Can you transcribe every line exactly and leave the pictures behind?

→ EXTRACTED ENTRIES
+--

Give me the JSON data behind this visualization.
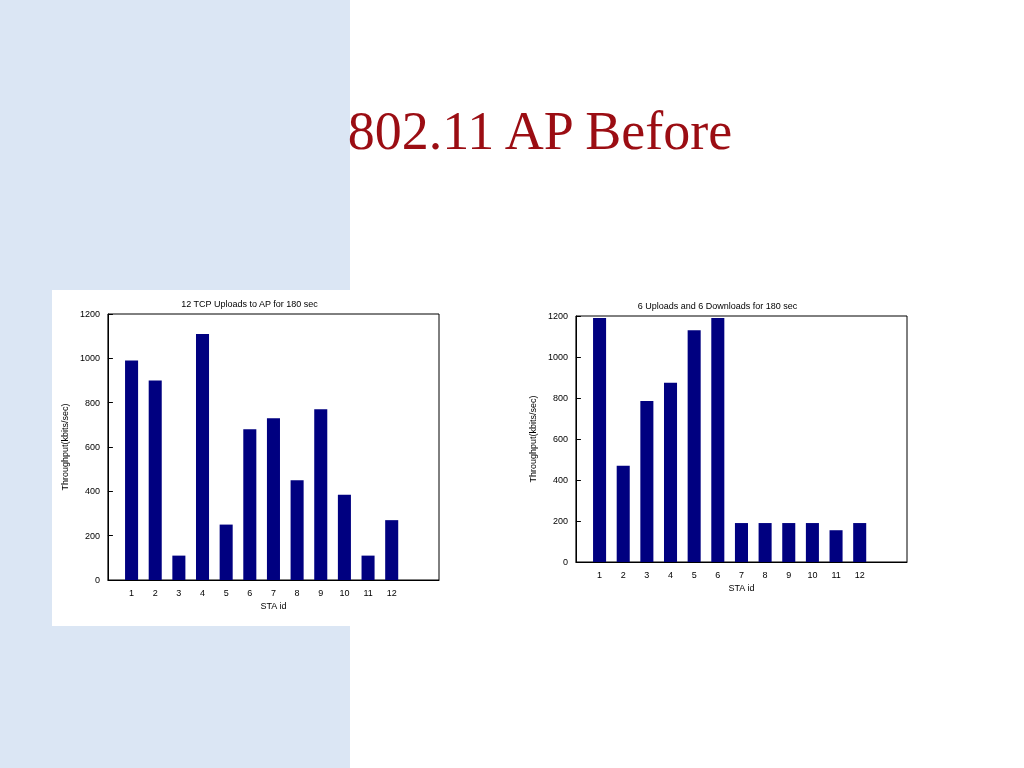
{
  "chart_data": [
    {
      "type": "other",
      "title": "802.11 AP Before"
    },
    {
      "type": "bar",
      "title": "12 TCP Uploads to AP for 180 sec",
      "xlabel": "STA id",
      "ylabel": "Throughput(kbits/sec)",
      "x": [
        1,
        2,
        3,
        4,
        5,
        6,
        7,
        8,
        9,
        10,
        11,
        12
      ],
      "values": [
        990,
        900,
        110,
        1110,
        250,
        680,
        730,
        450,
        770,
        385,
        110,
        270
      ],
      "color": "#000080",
      "xlim": [
        0,
        14
      ],
      "xticks": [
        1,
        2,
        3,
        4,
        5,
        6,
        7,
        8,
        9,
        10,
        11,
        12
      ],
      "ylim": [
        0,
        1200
      ],
      "yticks": [
        0,
        200,
        400,
        600,
        800,
        1000,
        1200
      ]
    },
    {
      "type": "bar",
      "title": "6 Uploads and 6 Downloads for 180 sec",
      "xlabel": "STA id",
      "ylabel": "Throughput(kbits/sec)",
      "x": [
        1,
        2,
        3,
        4,
        5,
        6,
        7,
        8,
        9,
        10,
        11,
        12
      ],
      "values": [
        1190,
        470,
        785,
        875,
        1130,
        1190,
        190,
        190,
        190,
        190,
        155,
        190
      ],
      "color": "#000080",
      "xlim": [
        0,
        14
      ],
      "xticks": [
        1,
        2,
        3,
        4,
        5,
        6,
        7,
        8,
        9,
        10,
        11,
        12
      ],
      "ylim": [
        0,
        1200
      ],
      "yticks": [
        0,
        200,
        400,
        600,
        800,
        1000,
        1200
      ]
    }
  ]
}
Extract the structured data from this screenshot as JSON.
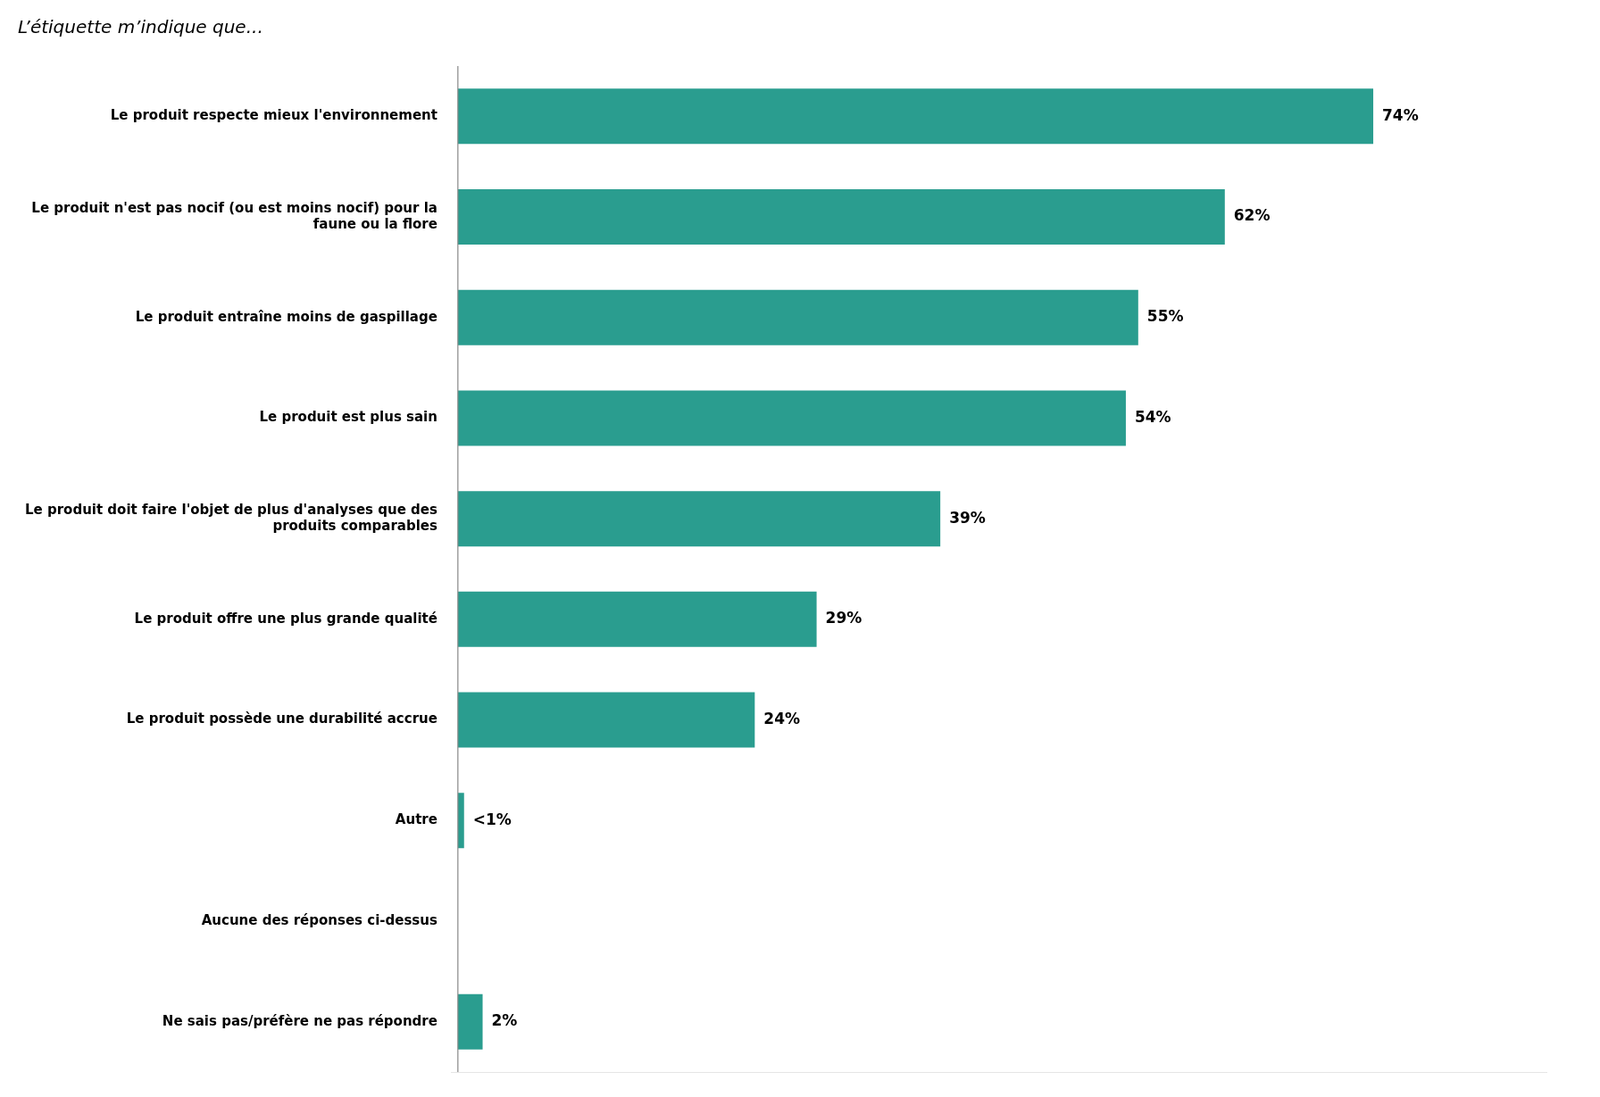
{
  "chart_data": {
    "type": "bar",
    "orientation": "horizontal",
    "title": "L’étiquette m’indique que...",
    "categories": [
      "Le produit respecte mieux l'environnement",
      "Le produit n'est pas nocif (ou est moins nocif) pour la\nfaune ou la flore",
      "Le produit entraîne moins de gaspillage",
      "Le produit est plus sain",
      "Le produit doit faire l'objet de plus d'analyses que des\nproduits comparables",
      "Le produit offre une plus grande qualité",
      "Le produit possède une durabilité accrue",
      "Autre",
      "Aucune des réponses ci-dessus",
      "Ne sais pas/préfère ne pas répondre"
    ],
    "values": [
      74,
      62,
      55,
      54,
      39,
      29,
      24,
      0.5,
      0,
      2
    ],
    "value_labels": [
      "74%",
      "62%",
      "55%",
      "54%",
      "39%",
      "29%",
      "24%",
      "<1%",
      null,
      "2%"
    ],
    "color": "#2a9d8f",
    "xlim": [
      -0.5,
      88
    ],
    "grid": false,
    "data_labels": true,
    "tick_labels": "y"
  }
}
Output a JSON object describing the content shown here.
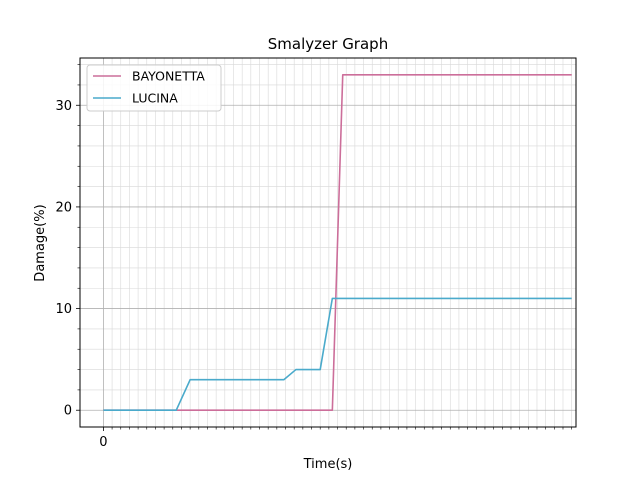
{
  "chart_data": {
    "type": "line",
    "title": "Smalyzer Graph",
    "xlabel": "Time(s)",
    "ylabel": "Damage(%)",
    "xlim": [
      -1.35,
      27.25
    ],
    "ylim": [
      -1.65,
      34.65
    ],
    "x_major_ticks": [
      0
    ],
    "x_tick_labels": [
      "0"
    ],
    "y_major_ticks": [
      0,
      10,
      20,
      30
    ],
    "y_tick_labels": [
      "0",
      "10",
      "20",
      "30"
    ],
    "grid": true,
    "minor_grid": true,
    "legend_position": "top-left",
    "series": [
      {
        "name": "BAYONETTA",
        "color": "#cc6e9a",
        "x": [
          0,
          13.2,
          13.8,
          27
        ],
        "y": [
          0,
          0,
          33,
          33
        ]
      },
      {
        "name": "LUCINA",
        "color": "#4aaacb",
        "x": [
          0,
          4.2,
          5.0,
          10.4,
          11.1,
          12.5,
          13.2,
          27
        ],
        "y": [
          0,
          0,
          3,
          3,
          4,
          4,
          11,
          11
        ]
      }
    ]
  }
}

+--

→ TASK RESPONSE
Give me the JSON data behind this visualization.
{
  "chart_data": [
    {
      "type": "other",
      "title": "802.11 AP Before"
    },
    {
      "type": "bar",
      "title": "12 TCP Uploads to AP for 180 sec",
      "xlabel": "STA id",
      "ylabel": "Throughput(kbits/sec)",
      "x": [
        1,
        2,
        3,
        4,
        5,
        6,
        7,
        8,
        9,
        10,
        11,
        12
      ],
      "values": [
        990,
        900,
        110,
        1110,
        250,
        680,
        730,
        450,
        770,
        385,
        110,
        270
      ],
      "color": "#000080",
      "xlim": [
        0,
        14
      ],
      "xticks": [
        1,
        2,
        3,
        4,
        5,
        6,
        7,
        8,
        9,
        10,
        11,
        12
      ],
      "ylim": [
        0,
        1200
      ],
      "yticks": [
        0,
        200,
        400,
        600,
        800,
        1000,
        1200
      ]
    },
    {
      "type": "bar",
      "title": "6 Uploads and 6 Downloads for 180 sec",
      "xlabel": "STA id",
      "ylabel": "Throughput(kbits/sec)",
      "x": [
        1,
        2,
        3,
        4,
        5,
        6,
        7,
        8,
        9,
        10,
        11,
        12
      ],
      "values": [
        1190,
        470,
        785,
        875,
        1130,
        1190,
        190,
        190,
        190,
        190,
        155,
        190
      ],
      "color": "#000080",
      "xlim": [
        0,
        14
      ],
      "xticks": [
        1,
        2,
        3,
        4,
        5,
        6,
        7,
        8,
        9,
        10,
        11,
        12
      ],
      "ylim": [
        0,
        1200
      ],
      "yticks": [
        0,
        200,
        400,
        600,
        800,
        1000,
        1200
      ]
    }
  ]
}
Extract the structured data from this screenshot as JSON.
{
  "chart_data": {
    "type": "bar",
    "orientation": "horizontal",
    "title": "L’étiquette m’indique que...",
    "categories": [
      "Le produit respecte mieux l'environnement",
      "Le produit n'est pas nocif (ou est moins nocif) pour la\nfaune ou la flore",
      "Le produit entraîne moins de gaspillage",
      "Le produit est plus sain",
      "Le produit doit faire l'objet de plus d'analyses que des\nproduits comparables",
      "Le produit offre une plus grande qualité",
      "Le produit possède une durabilité accrue",
      "Autre",
      "Aucune des réponses ci-dessus",
      "Ne sais pas/préfère ne pas répondre"
    ],
    "values": [
      74,
      62,
      55,
      54,
      39,
      29,
      24,
      0.5,
      0,
      2
    ],
    "value_labels": [
      "74%",
      "62%",
      "55%",
      "54%",
      "39%",
      "29%",
      "24%",
      "<1%",
      null,
      "2%"
    ],
    "color": "#2a9d8f",
    "xlim": [
      -0.5,
      88
    ],
    "grid": false,
    "data_labels": true,
    "tick_labels": "y"
  }
}
Output a JSON object describing the content shown here.
{
  "chart_data": {
    "type": "line",
    "title": "Smalyzer Graph",
    "xlabel": "Time(s)",
    "ylabel": "Damage(%)",
    "xlim": [
      -1.35,
      27.25
    ],
    "ylim": [
      -1.65,
      34.65
    ],
    "x_major_ticks": [
      0
    ],
    "x_tick_labels": [
      "0"
    ],
    "y_major_ticks": [
      0,
      10,
      20,
      30
    ],
    "y_tick_labels": [
      "0",
      "10",
      "20",
      "30"
    ],
    "grid": true,
    "minor_grid": true,
    "legend_position": "top-left",
    "series": [
      {
        "name": "BAYONETTA",
        "color": "#cc6e9a",
        "x": [
          0,
          13.2,
          13.8,
          27
        ],
        "y": [
          0,
          0,
          33,
          33
        ]
      },
      {
        "name": "LUCINA",
        "color": "#4aaacb",
        "x": [
          0,
          4.2,
          5.0,
          10.4,
          11.1,
          12.5,
          13.2,
          27
        ],
        "y": [
          0,
          0,
          3,
          3,
          4,
          4,
          11,
          11
        ]
      }
    ]
  }
}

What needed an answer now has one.